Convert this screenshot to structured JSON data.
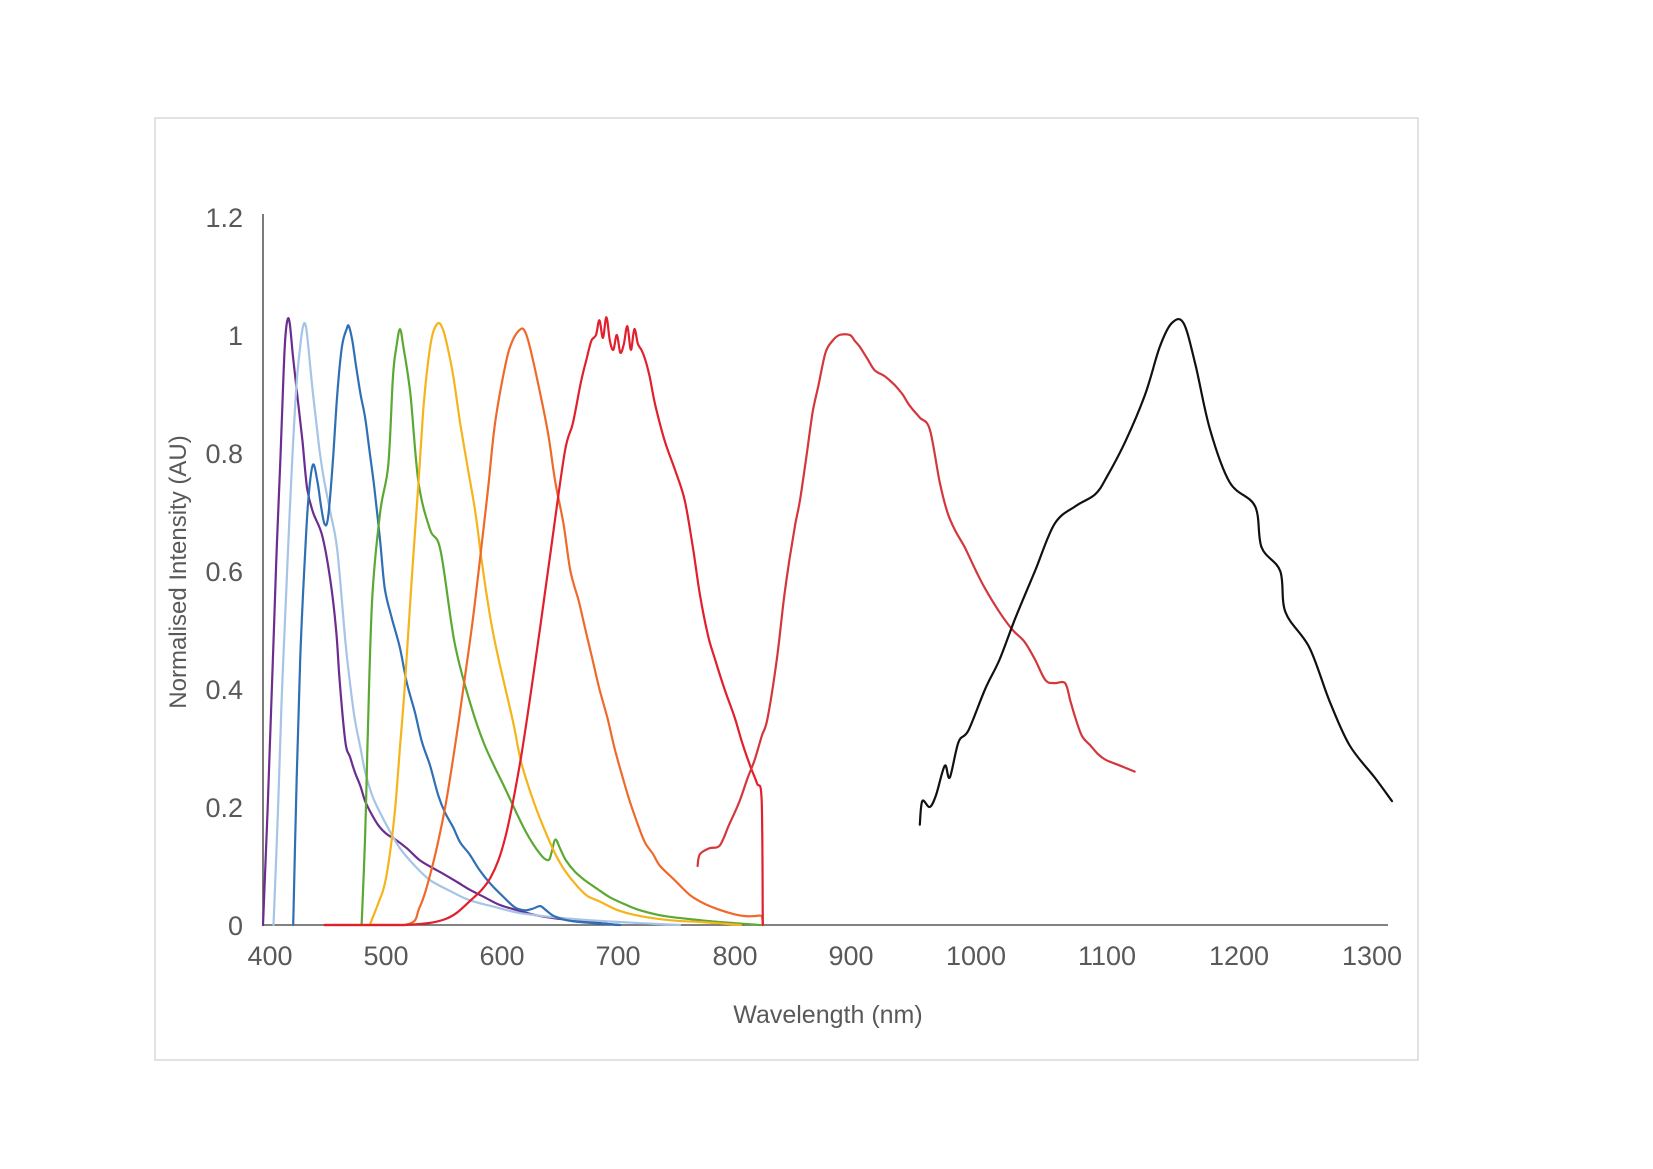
{
  "chart_data": {
    "type": "line",
    "xlabel": "Wavelength (nm)",
    "ylabel": "Normalised Intensity (AU)",
    "xlim": [
      394,
      1312
    ],
    "ylim": [
      0,
      1.2
    ],
    "x_ticks": [
      "400",
      "500",
      "600",
      "700",
      "800",
      "900",
      "1000",
      "1100",
      "1200",
      "1300"
    ],
    "y_ticks": [
      "0",
      "0.2",
      "0.4",
      "0.6",
      "0.8",
      "1",
      "1.2"
    ],
    "grid": false,
    "legend": "none",
    "series": [
      {
        "color": "#6b2d8f",
        "x": [
          394,
          398,
          403,
          406,
          409,
          411,
          413,
          415,
          417,
          420,
          424,
          428,
          432,
          437,
          445,
          452,
          457,
          460,
          465,
          469,
          473,
          478,
          482,
          487,
          493,
          500,
          508,
          518,
          529,
          540,
          551,
          562,
          572,
          585,
          598,
          615,
          633,
          655,
          676,
          700
        ],
        "y": [
          0,
          0.2,
          0.48,
          0.65,
          0.79,
          0.9,
          0.99,
          1.025,
          1.02,
          0.96,
          0.89,
          0.82,
          0.74,
          0.7,
          0.66,
          0.585,
          0.5,
          0.415,
          0.31,
          0.285,
          0.26,
          0.235,
          0.21,
          0.19,
          0.17,
          0.155,
          0.145,
          0.13,
          0.11,
          0.097,
          0.085,
          0.072,
          0.06,
          0.047,
          0.034,
          0.024,
          0.015,
          0.009,
          0.005,
          0
        ]
      },
      {
        "color": "#a5c4e6",
        "x": [
          403,
          407,
          410,
          413,
          417,
          420,
          423,
          426,
          428,
          430,
          432,
          436,
          440,
          443,
          447,
          452,
          458,
          465,
          469,
          473,
          478,
          482,
          488,
          495,
          503,
          512,
          525,
          538,
          555,
          572,
          595,
          616,
          650,
          684,
          720,
          753
        ],
        "y": [
          0,
          0.2,
          0.38,
          0.52,
          0.7,
          0.82,
          0.92,
          0.98,
          1.01,
          1.02,
          1.0,
          0.92,
          0.85,
          0.8,
          0.75,
          0.7,
          0.635,
          0.48,
          0.41,
          0.35,
          0.3,
          0.26,
          0.22,
          0.19,
          0.16,
          0.13,
          0.1,
          0.076,
          0.058,
          0.042,
          0.03,
          0.02,
          0.012,
          0.007,
          0.003,
          0
        ]
      },
      {
        "color": "#2f6fb5",
        "x": [
          420,
          423,
          426,
          430,
          433,
          437,
          441,
          444,
          447,
          450,
          454,
          458,
          462,
          466,
          468,
          471,
          474,
          478,
          482,
          486,
          490,
          495,
          499,
          505,
          512,
          518,
          525,
          531,
          538,
          545,
          551,
          558,
          564,
          572,
          580,
          590,
          600,
          611,
          620,
          627,
          633,
          638,
          646,
          663,
          702
        ],
        "y": [
          0,
          0.25,
          0.45,
          0.62,
          0.72,
          0.78,
          0.75,
          0.71,
          0.68,
          0.69,
          0.78,
          0.9,
          0.98,
          1.01,
          1.015,
          0.99,
          0.95,
          0.9,
          0.86,
          0.8,
          0.74,
          0.65,
          0.57,
          0.52,
          0.47,
          0.41,
          0.36,
          0.31,
          0.27,
          0.22,
          0.19,
          0.165,
          0.14,
          0.12,
          0.095,
          0.07,
          0.05,
          0.03,
          0.025,
          0.028,
          0.032,
          0.025,
          0.014,
          0.006,
          0
        ]
      },
      {
        "color": "#5ba832",
        "x": [
          479,
          482,
          484,
          488,
          495,
          502,
          506,
          509,
          512,
          515,
          521,
          528,
          538,
          547,
          559,
          572,
          585,
          603,
          620,
          633,
          640,
          643,
          646,
          650,
          655,
          663,
          672,
          683,
          693,
          706,
          719,
          740,
          771,
          800,
          822
        ],
        "y": [
          0,
          0.15,
          0.3,
          0.55,
          0.7,
          0.78,
          0.93,
          0.98,
          1.01,
          0.98,
          0.9,
          0.75,
          0.67,
          0.635,
          0.48,
          0.38,
          0.305,
          0.23,
          0.16,
          0.12,
          0.11,
          0.125,
          0.145,
          0.13,
          0.11,
          0.09,
          0.075,
          0.06,
          0.047,
          0.035,
          0.025,
          0.015,
          0.008,
          0.003,
          0
        ]
      },
      {
        "color": "#f5b41b",
        "x": [
          486,
          494,
          499,
          504,
          508,
          512,
          516,
          522,
          528,
          532,
          536,
          540,
          545,
          549,
          553,
          558,
          564,
          570,
          577,
          583,
          590,
          596,
          603,
          610,
          616,
          622,
          629,
          637,
          646,
          655,
          663,
          673,
          684,
          700,
          719,
          745,
          771,
          805
        ],
        "y": [
          0,
          0.04,
          0.07,
          0.13,
          0.2,
          0.3,
          0.4,
          0.58,
          0.75,
          0.87,
          0.95,
          1.0,
          1.02,
          1.01,
          0.98,
          0.93,
          0.85,
          0.78,
          0.7,
          0.61,
          0.52,
          0.46,
          0.4,
          0.34,
          0.28,
          0.24,
          0.2,
          0.16,
          0.12,
          0.09,
          0.07,
          0.05,
          0.04,
          0.025,
          0.015,
          0.008,
          0.005,
          0
        ]
      },
      {
        "color": "#ef6a2a",
        "x": [
          447,
          516,
          529,
          540,
          551,
          560,
          568,
          575,
          581,
          588,
          594,
          603,
          609,
          616,
          620,
          624,
          633,
          640,
          646,
          653,
          659,
          666,
          672,
          678,
          684,
          691,
          697,
          704,
          710,
          717,
          723,
          730,
          736,
          749,
          762,
          775,
          788,
          800,
          809,
          817,
          823,
          824
        ],
        "y": [
          0,
          0,
          0.03,
          0.1,
          0.2,
          0.31,
          0.42,
          0.52,
          0.62,
          0.74,
          0.85,
          0.95,
          0.99,
          1.01,
          1.005,
          0.98,
          0.9,
          0.83,
          0.75,
          0.68,
          0.6,
          0.55,
          0.5,
          0.45,
          0.4,
          0.35,
          0.3,
          0.25,
          0.21,
          0.17,
          0.14,
          0.12,
          0.1,
          0.075,
          0.05,
          0.035,
          0.025,
          0.018,
          0.015,
          0.015,
          0.015,
          0
        ]
      },
      {
        "color": "#e11f2d",
        "x": [
          447,
          516,
          551,
          572,
          590,
          603,
          616,
          629,
          641,
          654,
          661,
          668,
          673,
          677,
          681,
          684,
          687,
          690,
          693,
          696,
          699,
          702,
          705,
          708,
          711,
          714,
          717,
          720,
          723,
          727,
          732,
          740,
          749,
          757,
          764,
          770,
          777,
          783,
          791,
          800,
          806,
          813,
          819,
          823,
          824
        ],
        "y": [
          0,
          0,
          0.01,
          0.04,
          0.08,
          0.15,
          0.28,
          0.45,
          0.62,
          0.8,
          0.85,
          0.92,
          0.96,
          0.99,
          1.0,
          1.025,
          0.995,
          1.03,
          0.99,
          0.975,
          1.0,
          0.97,
          0.985,
          1.015,
          0.975,
          1.01,
          0.985,
          0.975,
          0.96,
          0.93,
          0.88,
          0.82,
          0.77,
          0.72,
          0.64,
          0.56,
          0.49,
          0.45,
          0.4,
          0.35,
          0.31,
          0.27,
          0.24,
          0.21,
          0
        ]
      },
      {
        "color": "#d4373b",
        "x": [
          768,
          770,
          778,
          787,
          795,
          804,
          811,
          817,
          823,
          828,
          836,
          842,
          847,
          852,
          856,
          862,
          867,
          872,
          878,
          884,
          890,
          899,
          903,
          907,
          913,
          919,
          927,
          935,
          941,
          947,
          955,
          963,
          971,
          977,
          983,
          991,
          1000,
          1007,
          1018,
          1028,
          1037,
          1045,
          1053,
          1060,
          1068,
          1072,
          1076,
          1081,
          1087,
          1093,
          1099,
          1110,
          1121
        ],
        "y": [
          0.1,
          0.12,
          0.13,
          0.135,
          0.17,
          0.21,
          0.25,
          0.28,
          0.32,
          0.35,
          0.45,
          0.55,
          0.62,
          0.68,
          0.72,
          0.8,
          0.87,
          0.915,
          0.97,
          0.99,
          1.0,
          1.0,
          0.99,
          0.98,
          0.96,
          0.94,
          0.93,
          0.915,
          0.9,
          0.88,
          0.86,
          0.84,
          0.75,
          0.7,
          0.67,
          0.64,
          0.6,
          0.57,
          0.53,
          0.5,
          0.48,
          0.45,
          0.415,
          0.41,
          0.41,
          0.38,
          0.35,
          0.32,
          0.305,
          0.29,
          0.28,
          0.27,
          0.26
        ]
      },
      {
        "color": "#111111",
        "x": [
          955,
          957,
          963,
          968,
          975,
          979,
          986,
          994,
          1007,
          1018,
          1030,
          1045,
          1060,
          1076,
          1091,
          1100,
          1114,
          1129,
          1140,
          1149,
          1158,
          1167,
          1178,
          1193,
          1212,
          1217,
          1231,
          1235,
          1253,
          1268,
          1283,
          1302,
          1315
        ],
        "y": [
          0.17,
          0.21,
          0.2,
          0.22,
          0.27,
          0.25,
          0.31,
          0.33,
          0.4,
          0.45,
          0.52,
          0.6,
          0.68,
          0.71,
          0.73,
          0.76,
          0.82,
          0.9,
          0.98,
          1.02,
          1.02,
          0.95,
          0.84,
          0.75,
          0.71,
          0.64,
          0.6,
          0.53,
          0.47,
          0.38,
          0.305,
          0.25,
          0.21
        ]
      }
    ]
  }
}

§ **Aim**: Copy each line containing the word "color" from the data.

§ **Solution below**:
        "color": "#6b2d8f",
        "color": "#a5c4e6",
        "color": "#2f6fb5",
        "color": "#5ba832",
        "color": "#f5b41b",
        "color": "#ef6a2a",
        "color": "#e11f2d",
        "color": "#d4373b",
        "color": "#111111",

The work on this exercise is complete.